## GIVEN EXERCISE
Output the entries verbatim, including every line.

## MATERIAL FOR THIS TASK
· · · · ·

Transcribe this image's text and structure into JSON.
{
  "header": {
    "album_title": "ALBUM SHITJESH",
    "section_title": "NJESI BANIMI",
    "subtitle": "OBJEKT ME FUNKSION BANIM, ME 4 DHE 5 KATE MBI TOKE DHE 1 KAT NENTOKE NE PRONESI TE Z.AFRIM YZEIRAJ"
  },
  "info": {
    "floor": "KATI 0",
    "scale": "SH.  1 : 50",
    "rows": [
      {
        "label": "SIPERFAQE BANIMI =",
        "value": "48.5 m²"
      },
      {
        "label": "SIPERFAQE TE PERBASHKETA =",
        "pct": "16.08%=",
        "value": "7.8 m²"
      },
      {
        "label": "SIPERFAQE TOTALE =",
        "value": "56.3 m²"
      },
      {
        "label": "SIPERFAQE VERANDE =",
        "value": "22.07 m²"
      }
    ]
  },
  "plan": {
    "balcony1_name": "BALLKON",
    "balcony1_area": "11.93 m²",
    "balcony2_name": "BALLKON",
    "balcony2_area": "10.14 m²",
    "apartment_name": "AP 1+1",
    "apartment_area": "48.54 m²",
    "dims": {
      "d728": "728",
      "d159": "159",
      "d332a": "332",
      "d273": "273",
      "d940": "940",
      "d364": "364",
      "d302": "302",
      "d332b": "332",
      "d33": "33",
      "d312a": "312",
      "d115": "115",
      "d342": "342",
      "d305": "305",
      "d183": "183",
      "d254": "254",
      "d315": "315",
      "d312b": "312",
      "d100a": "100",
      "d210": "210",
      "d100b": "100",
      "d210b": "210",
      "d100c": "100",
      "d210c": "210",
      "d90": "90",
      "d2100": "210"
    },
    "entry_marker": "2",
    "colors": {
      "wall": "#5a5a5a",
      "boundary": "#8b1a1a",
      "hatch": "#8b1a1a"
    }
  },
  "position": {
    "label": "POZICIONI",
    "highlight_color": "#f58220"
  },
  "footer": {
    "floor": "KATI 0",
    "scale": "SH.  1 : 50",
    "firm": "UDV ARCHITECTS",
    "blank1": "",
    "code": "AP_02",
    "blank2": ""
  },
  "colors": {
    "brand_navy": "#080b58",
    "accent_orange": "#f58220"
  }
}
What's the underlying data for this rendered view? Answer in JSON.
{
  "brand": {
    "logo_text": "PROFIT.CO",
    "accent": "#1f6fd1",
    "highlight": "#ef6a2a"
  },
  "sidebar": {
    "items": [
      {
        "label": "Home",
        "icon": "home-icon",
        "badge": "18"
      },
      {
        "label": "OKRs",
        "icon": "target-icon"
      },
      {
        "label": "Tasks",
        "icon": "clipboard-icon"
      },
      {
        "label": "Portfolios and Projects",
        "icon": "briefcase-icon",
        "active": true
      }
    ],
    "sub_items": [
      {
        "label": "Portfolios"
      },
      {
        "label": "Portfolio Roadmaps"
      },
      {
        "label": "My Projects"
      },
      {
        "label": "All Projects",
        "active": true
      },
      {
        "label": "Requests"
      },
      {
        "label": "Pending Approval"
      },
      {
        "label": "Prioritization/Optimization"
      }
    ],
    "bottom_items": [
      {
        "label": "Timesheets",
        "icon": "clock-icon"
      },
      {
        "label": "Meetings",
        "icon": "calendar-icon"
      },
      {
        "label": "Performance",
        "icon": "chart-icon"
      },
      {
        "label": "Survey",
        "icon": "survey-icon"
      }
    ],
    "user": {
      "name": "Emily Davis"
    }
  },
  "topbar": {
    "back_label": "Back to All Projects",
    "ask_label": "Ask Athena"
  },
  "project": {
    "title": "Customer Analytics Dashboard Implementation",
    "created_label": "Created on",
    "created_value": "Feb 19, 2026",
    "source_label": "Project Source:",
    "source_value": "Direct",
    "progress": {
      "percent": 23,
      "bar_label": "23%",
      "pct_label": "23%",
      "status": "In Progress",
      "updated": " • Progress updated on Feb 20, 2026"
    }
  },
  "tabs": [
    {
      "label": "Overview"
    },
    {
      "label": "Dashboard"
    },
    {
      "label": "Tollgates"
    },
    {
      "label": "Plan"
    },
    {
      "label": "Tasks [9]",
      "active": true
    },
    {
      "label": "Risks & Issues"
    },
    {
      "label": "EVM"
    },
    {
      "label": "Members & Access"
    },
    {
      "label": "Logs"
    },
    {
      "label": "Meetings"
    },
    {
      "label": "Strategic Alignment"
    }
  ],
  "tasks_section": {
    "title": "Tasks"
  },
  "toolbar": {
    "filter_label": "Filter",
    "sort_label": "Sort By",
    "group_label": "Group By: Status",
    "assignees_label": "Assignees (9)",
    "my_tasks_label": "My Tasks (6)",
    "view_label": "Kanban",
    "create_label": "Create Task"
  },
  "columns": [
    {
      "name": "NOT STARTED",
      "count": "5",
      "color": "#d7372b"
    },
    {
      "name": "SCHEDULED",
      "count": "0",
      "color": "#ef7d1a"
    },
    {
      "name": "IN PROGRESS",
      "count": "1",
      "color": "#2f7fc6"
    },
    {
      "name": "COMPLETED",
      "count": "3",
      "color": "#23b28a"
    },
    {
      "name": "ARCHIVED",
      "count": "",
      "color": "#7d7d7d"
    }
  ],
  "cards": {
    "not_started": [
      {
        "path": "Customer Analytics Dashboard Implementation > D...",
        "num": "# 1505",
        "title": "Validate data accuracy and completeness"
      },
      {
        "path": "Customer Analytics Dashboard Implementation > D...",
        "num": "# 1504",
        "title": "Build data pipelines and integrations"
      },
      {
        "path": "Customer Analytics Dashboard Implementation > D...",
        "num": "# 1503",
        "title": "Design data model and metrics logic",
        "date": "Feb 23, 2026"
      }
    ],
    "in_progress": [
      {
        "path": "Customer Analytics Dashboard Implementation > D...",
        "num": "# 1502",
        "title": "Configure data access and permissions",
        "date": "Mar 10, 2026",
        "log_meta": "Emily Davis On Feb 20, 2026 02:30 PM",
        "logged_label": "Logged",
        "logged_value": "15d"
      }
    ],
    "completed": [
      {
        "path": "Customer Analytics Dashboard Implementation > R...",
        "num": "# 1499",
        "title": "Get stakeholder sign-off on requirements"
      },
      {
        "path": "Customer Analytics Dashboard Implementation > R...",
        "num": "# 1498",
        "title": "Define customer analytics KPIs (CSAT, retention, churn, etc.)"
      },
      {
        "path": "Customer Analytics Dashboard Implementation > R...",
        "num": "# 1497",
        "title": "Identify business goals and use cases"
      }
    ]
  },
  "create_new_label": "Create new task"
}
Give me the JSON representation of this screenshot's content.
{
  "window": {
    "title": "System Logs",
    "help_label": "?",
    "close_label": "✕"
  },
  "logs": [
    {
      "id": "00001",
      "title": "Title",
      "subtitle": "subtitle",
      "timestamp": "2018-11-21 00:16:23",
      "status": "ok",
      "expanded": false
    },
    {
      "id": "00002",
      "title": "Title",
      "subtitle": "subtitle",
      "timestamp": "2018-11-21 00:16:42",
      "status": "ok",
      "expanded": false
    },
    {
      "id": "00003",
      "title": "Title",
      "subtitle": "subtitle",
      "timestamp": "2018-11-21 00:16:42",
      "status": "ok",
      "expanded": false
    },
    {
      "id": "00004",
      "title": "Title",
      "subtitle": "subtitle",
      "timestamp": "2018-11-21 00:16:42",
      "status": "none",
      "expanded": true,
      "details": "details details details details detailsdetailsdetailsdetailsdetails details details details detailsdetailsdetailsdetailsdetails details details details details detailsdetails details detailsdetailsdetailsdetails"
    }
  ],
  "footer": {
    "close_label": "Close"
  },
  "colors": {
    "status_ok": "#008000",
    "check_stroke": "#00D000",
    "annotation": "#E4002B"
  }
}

· · · · ·

## EXERCISE RESPONSE
Transcribe this image's text and structure into JSON.
{
  "header": {
    "album_title": "ALBUM SHITJESH",
    "section_title": "NJESI BANIMI",
    "subtitle": "OBJEKT ME FUNKSION BANIM, ME 4 DHE 5 KATE MBI TOKE DHE 1 KAT NENTOKE NE PRONESI TE Z.AFRIM YZEIRAJ"
  },
  "info": {
    "floor": "KATI 0",
    "scale": "SH.  1 : 50",
    "rows": [
      {
        "label": "SIPERFAQE BANIMI =",
        "value": "48.5 m²"
      },
      {
        "label": "SIPERFAQE TE PERBASHKETA =",
        "pct": "16.08%=",
        "value": "7.8 m²"
      },
      {
        "label": "SIPERFAQE TOTALE =",
        "value": "56.3 m²"
      },
      {
        "label": "SIPERFAQE VERANDE =",
        "value": "22.07 m²"
      }
    ]
  },
  "plan": {
    "balcony1_name": "BALLKON",
    "balcony1_area": "11.93 m²",
    "balcony2_name": "BALLKON",
    "balcony2_area": "10.14 m²",
    "apartment_name": "AP 1+1",
    "apartment_area": "48.54 m²",
    "dims": {
      "d728": "728",
      "d159": "159",
      "d332a": "332",
      "d273": "273",
      "d940": "940",
      "d364": "364",
      "d302": "302",
      "d332b": "332",
      "d33": "33",
      "d312a": "312",
      "d115": "115",
      "d342": "342",
      "d305": "305",
      "d183": "183",
      "d254": "254",
      "d315": "315",
      "d312b": "312",
      "d100a": "100",
      "d210": "210",
      "d100b": "100",
      "d210b": "210",
      "d100c": "100",
      "d210c": "210",
      "d90": "90",
      "d2100": "210"
    },
    "entry_marker": "2",
    "colors": {
      "wall": "#5a5a5a",
      "boundary": "#8b1a1a",
      "hatch": "#8b1a1a"
    }
  },
  "position": {
    "label": "POZICIONI",
    "highlight_color": "#f58220"
  },
  "footer": {
    "floor": "KATI 0",
    "scale": "SH.  1 : 50",
    "firm": "UDV ARCHITECTS",
    "blank1": "",
    "code": "AP_02",
    "blank2": ""
  },
  "colors": {
    "brand_navy": "#080b58",
    "accent_orange": "#f58220"
  }
}
What's the underlying data for this rendered view? Answer in JSON.
{
  "brand": {
    "logo_text": "PROFIT.CO",
    "accent": "#1f6fd1",
    "highlight": "#ef6a2a"
  },
  "sidebar": {
    "items": [
      {
        "label": "Home",
        "icon": "home-icon",
        "badge": "18"
      },
      {
        "label": "OKRs",
        "icon": "target-icon"
      },
      {
        "label": "Tasks",
        "icon": "clipboard-icon"
      },
      {
        "label": "Portfolios and Projects",
        "icon": "briefcase-icon",
        "active": true
      }
    ],
    "sub_items": [
      {
        "label": "Portfolios"
      },
      {
        "label": "Portfolio Roadmaps"
      },
      {
        "label": "My Projects"
      },
      {
        "label": "All Projects",
        "active": true
      },
      {
        "label": "Requests"
      },
      {
        "label": "Pending Approval"
      },
      {
        "label": "Prioritization/Optimization"
      }
    ],
    "bottom_items": [
      {
        "label": "Timesheets",
        "icon": "clock-icon"
      },
      {
        "label": "Meetings",
        "icon": "calendar-icon"
      },
      {
        "label": "Performance",
        "icon": "chart-icon"
      },
      {
        "label": "Survey",
        "icon": "survey-icon"
      }
    ],
    "user": {
      "name": "Emily Davis"
    }
  },
  "topbar": {
    "back_label": "Back to All Projects",
    "ask_label": "Ask Athena"
  },
  "project": {
    "title": "Customer Analytics Dashboard Implementation",
    "created_label": "Created on",
    "created_value": "Feb 19, 2026",
    "source_label": "Project Source:",
    "source_value": "Direct",
    "progress": {
      "percent": 23,
      "bar_label": "23%",
      "pct_label": "23%",
      "status": "In Progress",
      "updated": " • Progress updated on Feb 20, 2026"
    }
  },
  "tabs": [
    {
      "label": "Overview"
    },
    {
      "label": "Dashboard"
    },
    {
      "label": "Tollgates"
    },
    {
      "label": "Plan"
    },
    {
      "label": "Tasks [9]",
      "active": true
    },
    {
      "label": "Risks & Issues"
    },
    {
      "label": "EVM"
    },
    {
      "label": "Members & Access"
    },
    {
      "label": "Logs"
    },
    {
      "label": "Meetings"
    },
    {
      "label": "Strategic Alignment"
    }
  ],
  "tasks_section": {
    "title": "Tasks"
  },
  "toolbar": {
    "filter_label": "Filter",
    "sort_label": "Sort By",
    "group_label": "Group By: Status",
    "assignees_label": "Assignees (9)",
    "my_tasks_label": "My Tasks (6)",
    "view_label": "Kanban",
    "create_label": "Create Task"
  },
  "columns": [
    {
      "name": "NOT STARTED",
      "count": "5",
      "color": "#d7372b"
    },
    {
      "name": "SCHEDULED",
      "count": "0",
      "color": "#ef7d1a"
    },
    {
      "name": "IN PROGRESS",
      "count": "1",
      "color": "#2f7fc6"
    },
    {
      "name": "COMPLETED",
      "count": "3",
      "color": "#23b28a"
    },
    {
      "name": "ARCHIVED",
      "count": "",
      "color": "#7d7d7d"
    }
  ],
  "cards": {
    "not_started": [
      {
        "path": "Customer Analytics Dashboard Implementation > D...",
        "num": "# 1505",
        "title": "Validate data accuracy and completeness"
      },
      {
        "path": "Customer Analytics Dashboard Implementation > D...",
        "num": "# 1504",
        "title": "Build data pipelines and integrations"
      },
      {
        "path": "Customer Analytics Dashboard Implementation > D...",
        "num": "# 1503",
        "title": "Design data model and metrics logic",
        "date": "Feb 23, 2026"
      }
    ],
    "in_progress": [
      {
        "path": "Customer Analytics Dashboard Implementation > D...",
        "num": "# 1502",
        "title": "Configure data access and permissions",
        "date": "Mar 10, 2026",
        "log_meta": "Emily Davis On Feb 20, 2026 02:30 PM",
        "logged_label": "Logged",
        "logged_value": "15d"
      }
    ],
    "completed": [
      {
        "path": "Customer Analytics Dashboard Implementation > R...",
        "num": "# 1499",
        "title": "Get stakeholder sign-off on requirements"
      },
      {
        "path": "Customer Analytics Dashboard Implementation > R...",
        "num": "# 1498",
        "title": "Define customer analytics KPIs (CSAT, retention, churn, etc.)"
      },
      {
        "path": "Customer Analytics Dashboard Implementation > R...",
        "num": "# 1497",
        "title": "Identify business goals and use cases"
      }
    ]
  },
  "create_new_label": "Create new task"
}
Give me the JSON representation of this screenshot's content.
{
  "window": {
    "title": "System Logs",
    "help_label": "?",
    "close_label": "✕"
  },
  "logs": [
    {
      "id": "00001",
      "title": "Title",
      "subtitle": "subtitle",
      "timestamp": "2018-11-21 00:16:23",
      "status": "ok",
      "expanded": false
    },
    {
      "id": "00002",
      "title": "Title",
      "subtitle": "subtitle",
      "timestamp": "2018-11-21 00:16:42",
      "status": "ok",
      "expanded": false
    },
    {
      "id": "00003",
      "title": "Title",
      "subtitle": "subtitle",
      "timestamp": "2018-11-21 00:16:42",
      "status": "ok",
      "expanded": false
    },
    {
      "id": "00004",
      "title": "Title",
      "subtitle": "subtitle",
      "timestamp": "2018-11-21 00:16:42",
      "status": "none",
      "expanded": true,
      "details": "details details details details detailsdetailsdetailsdetailsdetails details details details detailsdetailsdetailsdetailsdetails details details details details detailsdetails details detailsdetailsdetailsdetails"
    }
  ],
  "footer": {
    "close_label": "Close"
  },
  "colors": {
    "status_ok": "#008000",
    "check_stroke": "#00D000",
    "annotation": "#E4002B"
  }
}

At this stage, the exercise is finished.